§ **Information given**:
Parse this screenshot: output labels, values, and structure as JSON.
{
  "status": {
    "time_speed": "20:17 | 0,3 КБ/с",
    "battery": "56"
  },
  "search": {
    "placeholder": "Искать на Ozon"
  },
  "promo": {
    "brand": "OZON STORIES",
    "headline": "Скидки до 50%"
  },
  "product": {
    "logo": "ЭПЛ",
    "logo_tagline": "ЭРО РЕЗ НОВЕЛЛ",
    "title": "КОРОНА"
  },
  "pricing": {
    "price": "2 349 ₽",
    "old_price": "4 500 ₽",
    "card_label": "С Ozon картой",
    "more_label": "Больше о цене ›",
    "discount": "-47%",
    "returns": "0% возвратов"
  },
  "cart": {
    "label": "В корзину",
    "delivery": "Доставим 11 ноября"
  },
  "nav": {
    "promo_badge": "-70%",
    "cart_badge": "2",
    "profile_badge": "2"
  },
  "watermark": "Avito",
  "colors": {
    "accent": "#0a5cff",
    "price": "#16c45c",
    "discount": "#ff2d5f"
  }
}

§ **Directions**:
Your task is to transcribe the material exactly.

§ **Output for this exercise**:
Parse this screenshot: output labels, values, and structure as JSON.
{
  "status": {
    "time_speed": "20:17 | 0,3 КБ/с",
    "battery": "56"
  },
  "search": {
    "placeholder": "Искать на Ozon"
  },
  "promo": {
    "brand": "OZON STORIES",
    "headline": "Скидки до 50%"
  },
  "product": {
    "logo": "ЭПЛ",
    "logo_tagline": "ЭРО РЕЗ НОВЕЛЛ",
    "title": "КОРОНА"
  },
  "pricing": {
    "price": "2 349 ₽",
    "old_price": "4 500 ₽",
    "card_label": "С Ozon картой",
    "more_label": "Больше о цене ›",
    "discount": "-47%",
    "returns": "0% возвратов"
  },
  "cart": {
    "label": "В корзину",
    "delivery": "Доставим 11 ноября"
  },
  "nav": {
    "promo_badge": "-70%",
    "cart_badge": "2",
    "profile_badge": "2"
  },
  "watermark": "Avito",
  "colors": {
    "accent": "#0a5cff",
    "price": "#16c45c",
    "discount": "#ff2d5f"
  }
}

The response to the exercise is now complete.